**TO DO:** Scan the listing below and copy every line holding "山地的形成".

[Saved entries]
★ ★ ★ ★ ★

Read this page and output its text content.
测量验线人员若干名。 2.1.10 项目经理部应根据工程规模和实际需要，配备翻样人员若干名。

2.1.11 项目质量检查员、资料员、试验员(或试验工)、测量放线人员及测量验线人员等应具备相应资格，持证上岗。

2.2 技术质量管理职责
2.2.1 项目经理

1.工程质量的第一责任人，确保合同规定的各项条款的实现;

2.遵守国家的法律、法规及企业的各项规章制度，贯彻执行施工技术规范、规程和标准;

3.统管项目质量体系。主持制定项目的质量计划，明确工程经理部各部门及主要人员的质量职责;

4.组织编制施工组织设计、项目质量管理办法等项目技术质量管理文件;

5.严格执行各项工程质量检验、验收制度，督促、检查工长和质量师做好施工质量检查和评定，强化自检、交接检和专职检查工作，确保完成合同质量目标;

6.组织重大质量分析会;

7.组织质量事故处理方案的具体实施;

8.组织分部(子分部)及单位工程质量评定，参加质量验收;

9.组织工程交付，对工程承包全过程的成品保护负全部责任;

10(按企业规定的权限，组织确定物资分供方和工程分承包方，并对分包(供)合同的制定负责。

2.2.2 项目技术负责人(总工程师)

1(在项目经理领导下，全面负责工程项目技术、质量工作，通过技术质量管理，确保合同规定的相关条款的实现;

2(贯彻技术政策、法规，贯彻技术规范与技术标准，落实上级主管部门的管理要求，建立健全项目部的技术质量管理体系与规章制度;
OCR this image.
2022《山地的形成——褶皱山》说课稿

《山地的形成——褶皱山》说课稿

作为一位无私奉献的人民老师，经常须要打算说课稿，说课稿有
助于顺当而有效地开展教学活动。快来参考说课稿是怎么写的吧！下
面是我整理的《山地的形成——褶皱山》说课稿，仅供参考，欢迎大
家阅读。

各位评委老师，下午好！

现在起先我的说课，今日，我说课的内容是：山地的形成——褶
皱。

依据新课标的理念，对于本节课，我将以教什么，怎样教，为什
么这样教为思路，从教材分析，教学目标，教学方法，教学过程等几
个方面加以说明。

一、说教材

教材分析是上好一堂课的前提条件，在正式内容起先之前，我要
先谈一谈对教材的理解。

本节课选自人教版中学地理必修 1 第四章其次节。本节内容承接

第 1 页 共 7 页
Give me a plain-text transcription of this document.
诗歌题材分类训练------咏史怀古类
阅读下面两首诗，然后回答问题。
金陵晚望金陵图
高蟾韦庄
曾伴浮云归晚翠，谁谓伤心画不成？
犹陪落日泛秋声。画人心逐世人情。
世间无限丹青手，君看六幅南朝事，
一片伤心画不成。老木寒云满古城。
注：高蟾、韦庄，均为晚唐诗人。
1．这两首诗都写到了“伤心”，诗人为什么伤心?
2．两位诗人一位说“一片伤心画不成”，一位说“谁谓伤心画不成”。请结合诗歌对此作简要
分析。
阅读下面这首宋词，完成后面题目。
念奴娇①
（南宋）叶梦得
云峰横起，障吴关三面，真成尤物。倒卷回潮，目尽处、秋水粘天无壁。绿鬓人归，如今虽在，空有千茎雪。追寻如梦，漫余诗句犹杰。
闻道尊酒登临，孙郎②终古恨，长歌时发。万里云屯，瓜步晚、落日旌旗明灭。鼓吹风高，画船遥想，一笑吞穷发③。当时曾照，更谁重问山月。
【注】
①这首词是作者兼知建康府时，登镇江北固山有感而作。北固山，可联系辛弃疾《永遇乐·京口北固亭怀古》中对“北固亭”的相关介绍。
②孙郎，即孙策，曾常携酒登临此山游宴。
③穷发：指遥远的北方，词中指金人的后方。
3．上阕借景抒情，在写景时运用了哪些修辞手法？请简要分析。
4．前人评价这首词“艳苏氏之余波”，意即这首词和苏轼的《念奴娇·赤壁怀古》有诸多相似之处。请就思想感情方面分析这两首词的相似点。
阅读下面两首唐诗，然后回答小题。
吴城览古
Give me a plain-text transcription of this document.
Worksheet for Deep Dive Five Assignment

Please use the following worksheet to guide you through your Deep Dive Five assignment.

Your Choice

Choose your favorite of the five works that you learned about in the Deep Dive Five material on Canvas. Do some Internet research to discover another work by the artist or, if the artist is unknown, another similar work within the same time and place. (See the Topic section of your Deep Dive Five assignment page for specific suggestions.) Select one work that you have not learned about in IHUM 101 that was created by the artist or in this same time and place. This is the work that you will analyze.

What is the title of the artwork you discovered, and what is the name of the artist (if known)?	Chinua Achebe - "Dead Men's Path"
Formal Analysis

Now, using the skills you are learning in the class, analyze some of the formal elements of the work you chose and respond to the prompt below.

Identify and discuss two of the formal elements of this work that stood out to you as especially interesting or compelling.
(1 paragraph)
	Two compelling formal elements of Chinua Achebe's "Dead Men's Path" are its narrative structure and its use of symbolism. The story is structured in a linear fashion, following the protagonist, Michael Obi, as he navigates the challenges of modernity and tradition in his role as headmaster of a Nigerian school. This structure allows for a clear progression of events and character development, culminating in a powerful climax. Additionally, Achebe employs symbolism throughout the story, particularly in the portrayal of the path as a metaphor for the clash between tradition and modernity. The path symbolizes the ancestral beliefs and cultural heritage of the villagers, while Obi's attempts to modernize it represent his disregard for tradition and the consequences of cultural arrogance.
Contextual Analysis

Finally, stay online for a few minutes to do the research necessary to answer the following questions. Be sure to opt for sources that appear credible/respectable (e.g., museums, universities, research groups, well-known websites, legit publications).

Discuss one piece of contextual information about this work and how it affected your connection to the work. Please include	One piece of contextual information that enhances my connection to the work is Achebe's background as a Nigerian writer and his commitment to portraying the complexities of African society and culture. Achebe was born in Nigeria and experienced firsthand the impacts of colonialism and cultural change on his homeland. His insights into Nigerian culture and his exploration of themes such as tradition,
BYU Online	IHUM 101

★ ★ ★ ★ ★

**ANSWER FOR THIS EXERCISE:**
2022《山地的形成——褶皱山》说课稿
《山地的形成——褶皱山》说课稿
面是我整理的《山地的形成——褶皱山》说课稿，仅供参考，欢迎大
现在起先我的说课，今日，我说课的内容是：山地的形成——褶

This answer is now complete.